------ Extracted records

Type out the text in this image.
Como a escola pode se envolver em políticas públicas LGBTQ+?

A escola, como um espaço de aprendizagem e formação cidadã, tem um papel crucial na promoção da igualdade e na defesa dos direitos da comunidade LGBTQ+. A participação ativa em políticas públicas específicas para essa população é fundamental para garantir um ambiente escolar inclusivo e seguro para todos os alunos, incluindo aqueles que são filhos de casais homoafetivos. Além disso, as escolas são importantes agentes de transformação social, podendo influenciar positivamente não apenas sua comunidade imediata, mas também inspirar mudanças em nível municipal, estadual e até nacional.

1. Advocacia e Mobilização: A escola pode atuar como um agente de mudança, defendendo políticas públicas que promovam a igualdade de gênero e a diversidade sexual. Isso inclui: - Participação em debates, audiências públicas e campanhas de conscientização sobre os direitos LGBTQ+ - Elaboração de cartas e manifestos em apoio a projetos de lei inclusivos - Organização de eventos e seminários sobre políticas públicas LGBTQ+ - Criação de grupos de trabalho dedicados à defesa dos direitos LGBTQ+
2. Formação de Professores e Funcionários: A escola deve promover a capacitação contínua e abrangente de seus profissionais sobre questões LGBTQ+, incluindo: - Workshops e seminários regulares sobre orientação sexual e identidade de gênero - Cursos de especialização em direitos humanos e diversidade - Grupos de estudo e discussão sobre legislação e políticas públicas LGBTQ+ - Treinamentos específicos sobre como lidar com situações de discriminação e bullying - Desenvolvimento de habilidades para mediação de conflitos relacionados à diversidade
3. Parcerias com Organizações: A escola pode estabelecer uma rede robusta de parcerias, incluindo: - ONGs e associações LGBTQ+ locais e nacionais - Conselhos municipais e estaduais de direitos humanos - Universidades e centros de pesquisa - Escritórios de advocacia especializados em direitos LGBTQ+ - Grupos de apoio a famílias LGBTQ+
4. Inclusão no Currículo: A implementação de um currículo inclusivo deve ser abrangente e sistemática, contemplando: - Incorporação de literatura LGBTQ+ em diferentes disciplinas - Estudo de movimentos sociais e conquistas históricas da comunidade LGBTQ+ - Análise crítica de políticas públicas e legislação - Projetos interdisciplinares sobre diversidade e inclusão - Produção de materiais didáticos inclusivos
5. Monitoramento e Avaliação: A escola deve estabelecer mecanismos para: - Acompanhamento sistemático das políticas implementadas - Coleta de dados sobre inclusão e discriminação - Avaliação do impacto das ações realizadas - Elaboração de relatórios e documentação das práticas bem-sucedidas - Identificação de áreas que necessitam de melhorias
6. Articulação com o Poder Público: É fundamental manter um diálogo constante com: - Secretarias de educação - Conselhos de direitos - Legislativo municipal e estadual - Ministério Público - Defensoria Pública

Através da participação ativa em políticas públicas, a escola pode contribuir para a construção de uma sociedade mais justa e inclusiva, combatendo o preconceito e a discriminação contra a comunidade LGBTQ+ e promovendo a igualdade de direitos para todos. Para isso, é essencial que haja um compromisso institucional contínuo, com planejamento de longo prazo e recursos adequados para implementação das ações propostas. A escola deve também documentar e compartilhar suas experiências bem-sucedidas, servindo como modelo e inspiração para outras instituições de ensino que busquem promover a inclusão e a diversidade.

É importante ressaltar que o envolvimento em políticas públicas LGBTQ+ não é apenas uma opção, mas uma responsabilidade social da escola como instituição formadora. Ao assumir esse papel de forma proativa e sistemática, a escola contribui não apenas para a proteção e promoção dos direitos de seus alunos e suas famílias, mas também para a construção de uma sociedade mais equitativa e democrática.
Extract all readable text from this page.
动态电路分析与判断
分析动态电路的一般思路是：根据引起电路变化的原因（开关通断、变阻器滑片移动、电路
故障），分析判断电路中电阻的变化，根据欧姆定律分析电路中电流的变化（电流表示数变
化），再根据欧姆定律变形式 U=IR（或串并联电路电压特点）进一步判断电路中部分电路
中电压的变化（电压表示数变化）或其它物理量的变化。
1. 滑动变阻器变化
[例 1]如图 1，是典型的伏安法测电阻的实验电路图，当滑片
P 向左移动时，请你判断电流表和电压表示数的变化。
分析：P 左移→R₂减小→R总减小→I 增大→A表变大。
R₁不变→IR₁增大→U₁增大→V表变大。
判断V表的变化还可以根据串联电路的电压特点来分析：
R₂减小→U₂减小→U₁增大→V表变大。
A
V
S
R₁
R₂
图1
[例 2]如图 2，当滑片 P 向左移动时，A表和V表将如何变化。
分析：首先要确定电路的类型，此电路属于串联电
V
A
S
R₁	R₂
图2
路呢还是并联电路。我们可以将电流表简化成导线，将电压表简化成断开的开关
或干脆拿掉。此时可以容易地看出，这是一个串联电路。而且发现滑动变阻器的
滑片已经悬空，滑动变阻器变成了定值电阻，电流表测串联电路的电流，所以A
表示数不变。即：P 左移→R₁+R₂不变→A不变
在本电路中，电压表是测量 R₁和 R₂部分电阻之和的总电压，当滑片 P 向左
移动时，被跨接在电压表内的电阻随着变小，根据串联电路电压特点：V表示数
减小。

------------

#### Objective
Identify and copy the lines holding the word "R₂减小".

#### Answer for this exercise
分析：P 左移→R₂减小→R总减小→I 增大→A表变大。
R₂减小→U₂减小→U₁增大→V表变大。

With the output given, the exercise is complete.